* _TASK BRIEF_: Below are entries. Pull out all lines containing "Star".

* _PROVIDED DATA_:

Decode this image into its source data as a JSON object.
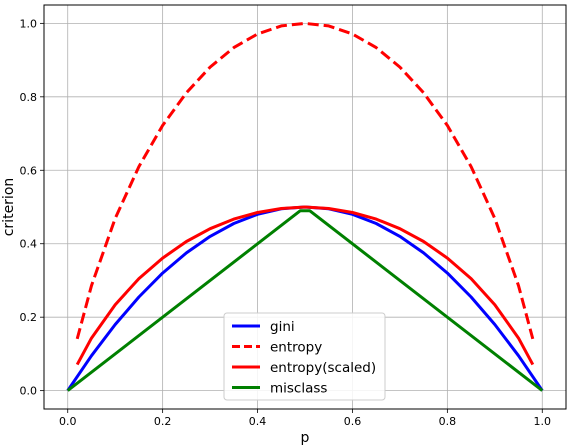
{
  "chart_data": {
    "type": "line",
    "title": "",
    "xlabel": "p",
    "ylabel": "criterion",
    "xlim": [
      -0.05,
      1.05
    ],
    "ylim": [
      -0.05,
      1.05
    ],
    "x_ticks": [
      "0.0",
      "0.2",
      "0.4",
      "0.6",
      "0.8",
      "1.0"
    ],
    "y_ticks": [
      "0.0",
      "0.2",
      "0.4",
      "0.6",
      "0.8",
      "1.0"
    ],
    "grid": true,
    "legend_position": "lower center",
    "series": [
      {
        "name": "gini",
        "color": "#0000ff",
        "style": "solid",
        "x": [
          0.0,
          0.05,
          0.1,
          0.15,
          0.2,
          0.25,
          0.3,
          0.35,
          0.4,
          0.45,
          0.5,
          0.55,
          0.6,
          0.65,
          0.7,
          0.75,
          0.8,
          0.85,
          0.9,
          0.95,
          1.0
        ],
        "y": [
          0.0,
          0.095,
          0.18,
          0.255,
          0.32,
          0.375,
          0.42,
          0.455,
          0.48,
          0.495,
          0.5,
          0.495,
          0.48,
          0.455,
          0.42,
          0.375,
          0.32,
          0.255,
          0.18,
          0.095,
          0.0
        ]
      },
      {
        "name": "entropy",
        "color": "#ff0000",
        "style": "dashed",
        "x": [
          0.02,
          0.05,
          0.1,
          0.15,
          0.2,
          0.25,
          0.3,
          0.35,
          0.4,
          0.45,
          0.5,
          0.55,
          0.6,
          0.65,
          0.7,
          0.75,
          0.8,
          0.85,
          0.9,
          0.95,
          0.98
        ],
        "y": [
          0.141,
          0.286,
          0.469,
          0.61,
          0.722,
          0.811,
          0.881,
          0.934,
          0.971,
          0.993,
          1.0,
          0.993,
          0.971,
          0.934,
          0.881,
          0.811,
          0.722,
          0.61,
          0.469,
          0.286,
          0.141
        ]
      },
      {
        "name": "entropy(scaled)",
        "color": "#ff0000",
        "style": "solid",
        "x": [
          0.02,
          0.05,
          0.1,
          0.15,
          0.2,
          0.25,
          0.3,
          0.35,
          0.4,
          0.45,
          0.5,
          0.55,
          0.6,
          0.65,
          0.7,
          0.75,
          0.8,
          0.85,
          0.9,
          0.95,
          0.98
        ],
        "y": [
          0.071,
          0.143,
          0.234,
          0.305,
          0.361,
          0.406,
          0.441,
          0.467,
          0.485,
          0.496,
          0.5,
          0.496,
          0.485,
          0.467,
          0.441,
          0.406,
          0.361,
          0.305,
          0.234,
          0.143,
          0.071
        ]
      },
      {
        "name": "misclass",
        "color": "#008000",
        "style": "solid",
        "x": [
          0.0,
          0.49,
          0.51,
          1.0
        ],
        "y": [
          0.0,
          0.49,
          0.49,
          0.0
        ]
      }
    ]
  }
}
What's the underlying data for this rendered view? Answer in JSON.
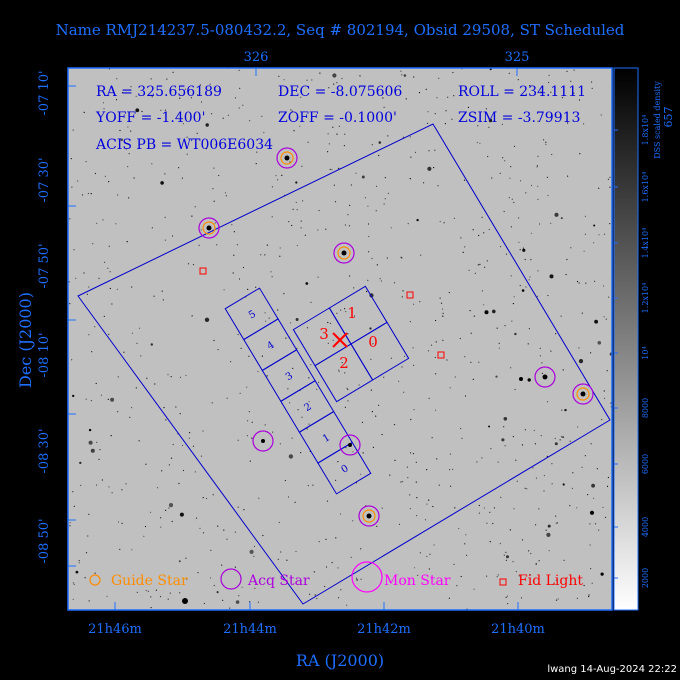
{
  "title": "Name RMJ214237.5-080432.2, Seq # 802194, Obsid 29508, ST Scheduled",
  "top_ticks": [
    "326",
    "325"
  ],
  "bottom_ticks": [
    "21h46m",
    "21h44m",
    "21h42m",
    "21h40m"
  ],
  "left_ticks": [
    "-07 10'",
    "-07 30'",
    "-07 50'",
    "-08 10'",
    "-08 30'",
    "-08 50'"
  ],
  "xlabel": "RA (J2000)",
  "ylabel": "Dec (J2000)",
  "info": {
    "ra": "RA = 325.656189",
    "dec": "DEC = -8.075606",
    "roll": "ROLL = 234.1111",
    "yoff": "YOFF = -1.400'",
    "zoff": "ZOFF = -0.1000'",
    "zsim": "ZSIM = -3.79913",
    "pb": "ACIS PB = WT006E6034"
  },
  "legend": {
    "guide": "Guide Star",
    "acq": "Acq Star",
    "mon": "Mon Star",
    "fid": "Fid Light"
  },
  "colorbar": {
    "label": "DSS scaled density",
    "ticks": [
      "2000",
      "4000",
      "6000",
      "8000",
      "10⁴",
      "1.2x10⁴",
      "1.4x10⁴",
      "1.6x10⁴",
      "1.8x10⁴"
    ],
    "edge_text": "657"
  },
  "acis_s_chips": [
    "5",
    "4",
    "3",
    "2",
    "1",
    "0"
  ],
  "acis_i_chips": [
    "1",
    "0",
    "3",
    "2"
  ],
  "footer": "lwang 14-Aug-2024 22:22",
  "colors": {
    "frame": "#1e6fff",
    "field": "#0000cc",
    "fid": "#ff0000",
    "acq": "#cc00cc",
    "guide": "#ff8c00",
    "mon": "#ff00ff"
  }
}
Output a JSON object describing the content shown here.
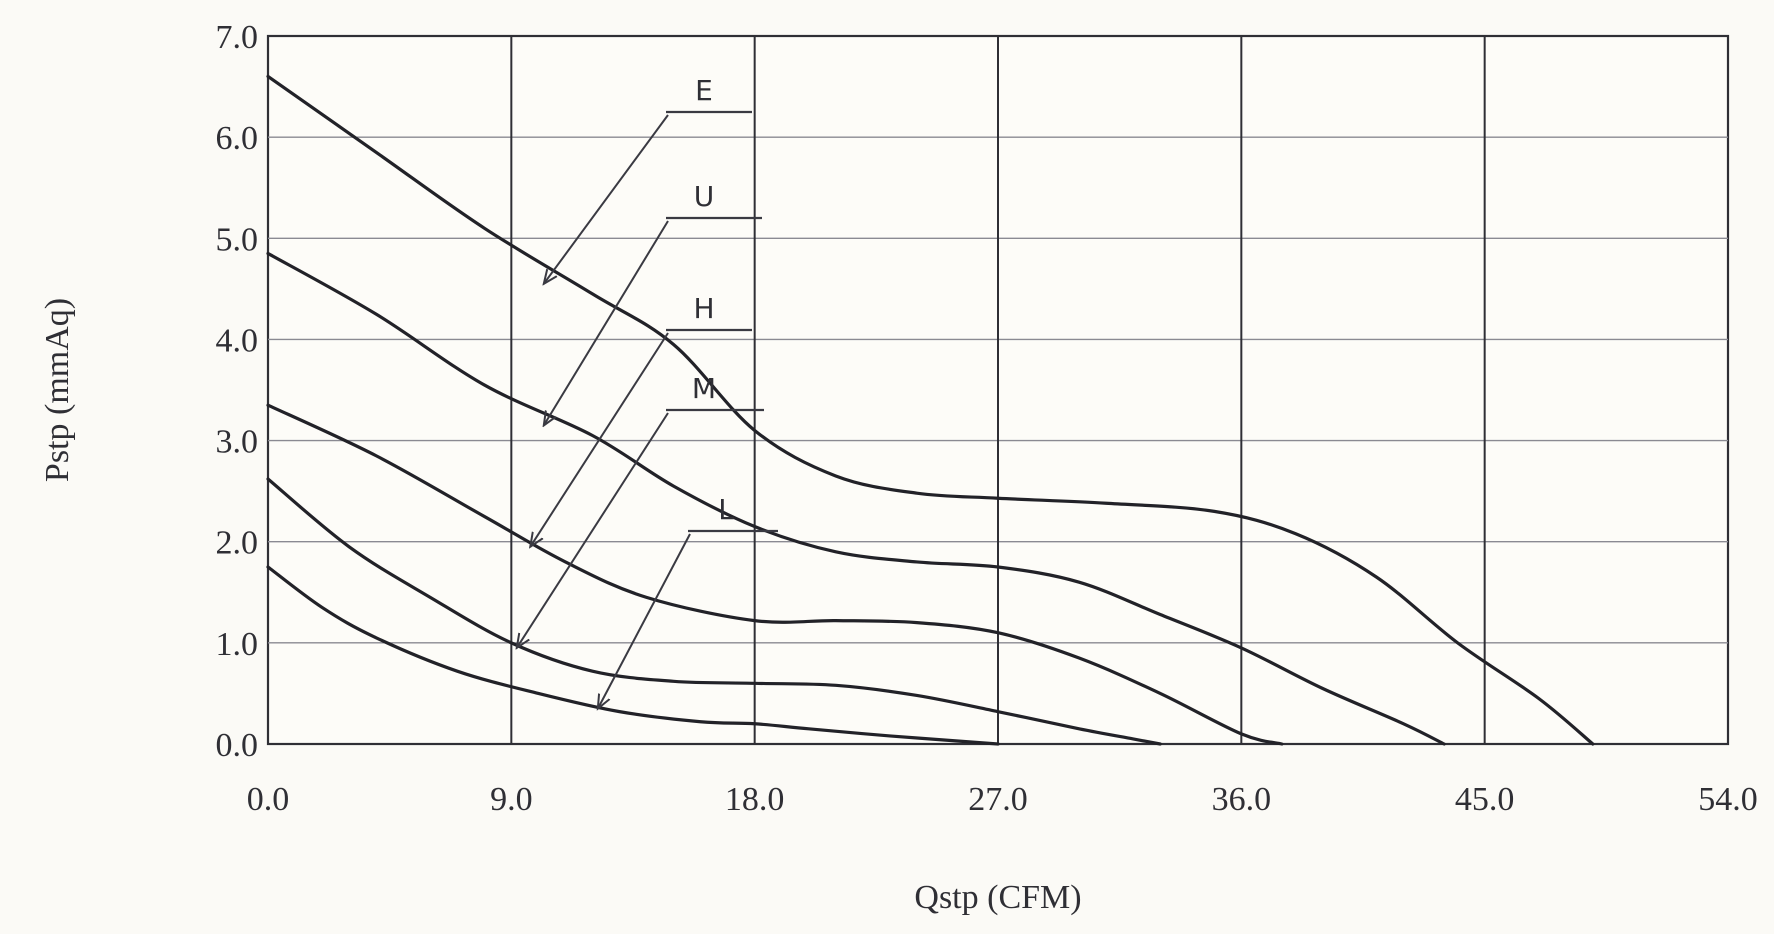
{
  "chart_data": {
    "type": "line",
    "xlabel": "Qstp (CFM)",
    "ylabel": "Pstp (mmAq)",
    "xlim": [
      0,
      54
    ],
    "ylim": [
      0,
      7
    ],
    "x_ticks": [
      "0.0",
      "9.0",
      "18.0",
      "27.0",
      "36.0",
      "45.0",
      "54.0"
    ],
    "y_ticks": [
      "0.0",
      "1.0",
      "2.0",
      "3.0",
      "4.0",
      "5.0",
      "6.0",
      "7.0"
    ],
    "grid": true,
    "legend": "none",
    "series": [
      {
        "name": "E",
        "points": [
          [
            0,
            6.6
          ],
          [
            4,
            5.85
          ],
          [
            8,
            5.1
          ],
          [
            12,
            4.45
          ],
          [
            15,
            3.95
          ],
          [
            18,
            3.1
          ],
          [
            21,
            2.65
          ],
          [
            24,
            2.48
          ],
          [
            27,
            2.43
          ],
          [
            31,
            2.38
          ],
          [
            35,
            2.3
          ],
          [
            38,
            2.08
          ],
          [
            41,
            1.65
          ],
          [
            44,
            1.0
          ],
          [
            47,
            0.45
          ],
          [
            49,
            0.0
          ]
        ]
      },
      {
        "name": "U",
        "points": [
          [
            0,
            4.85
          ],
          [
            4,
            4.25
          ],
          [
            8,
            3.55
          ],
          [
            12,
            3.05
          ],
          [
            15,
            2.55
          ],
          [
            18,
            2.15
          ],
          [
            21,
            1.9
          ],
          [
            24,
            1.8
          ],
          [
            27,
            1.75
          ],
          [
            30,
            1.6
          ],
          [
            33,
            1.28
          ],
          [
            36,
            0.95
          ],
          [
            39,
            0.55
          ],
          [
            42,
            0.2
          ],
          [
            43.5,
            0.0
          ]
        ]
      },
      {
        "name": "H",
        "points": [
          [
            0,
            3.35
          ],
          [
            4,
            2.85
          ],
          [
            8,
            2.25
          ],
          [
            11,
            1.8
          ],
          [
            14,
            1.45
          ],
          [
            18,
            1.22
          ],
          [
            21,
            1.22
          ],
          [
            24,
            1.2
          ],
          [
            27,
            1.1
          ],
          [
            30,
            0.85
          ],
          [
            33,
            0.5
          ],
          [
            36,
            0.1
          ],
          [
            37.5,
            0.0
          ]
        ]
      },
      {
        "name": "M",
        "points": [
          [
            0,
            2.62
          ],
          [
            3,
            1.95
          ],
          [
            6,
            1.45
          ],
          [
            9,
            1.0
          ],
          [
            12,
            0.72
          ],
          [
            15,
            0.62
          ],
          [
            18,
            0.6
          ],
          [
            21,
            0.58
          ],
          [
            24,
            0.48
          ],
          [
            27,
            0.32
          ],
          [
            30,
            0.15
          ],
          [
            32,
            0.05
          ],
          [
            33,
            0.0
          ]
        ]
      },
      {
        "name": "L",
        "points": [
          [
            0,
            1.75
          ],
          [
            2,
            1.35
          ],
          [
            4,
            1.05
          ],
          [
            7,
            0.72
          ],
          [
            10,
            0.5
          ],
          [
            13,
            0.32
          ],
          [
            16,
            0.22
          ],
          [
            18,
            0.2
          ],
          [
            20,
            0.15
          ],
          [
            23,
            0.08
          ],
          [
            26,
            0.02
          ],
          [
            27,
            0.0
          ]
        ]
      }
    ],
    "annotations": [
      {
        "label": "E",
        "target": [
          10.2,
          4.55
        ]
      },
      {
        "label": "U",
        "target": [
          10.2,
          3.15
        ]
      },
      {
        "label": "H",
        "target": [
          9.7,
          1.95
        ]
      },
      {
        "label": "M",
        "target": [
          9.2,
          0.95
        ]
      },
      {
        "label": "L",
        "target": [
          12.2,
          0.35
        ]
      }
    ]
  }
}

* _TASK RESULT_:
    "guide": "Guide Star",
    "acq": "Acq Star",
    "mon": "Mon Star",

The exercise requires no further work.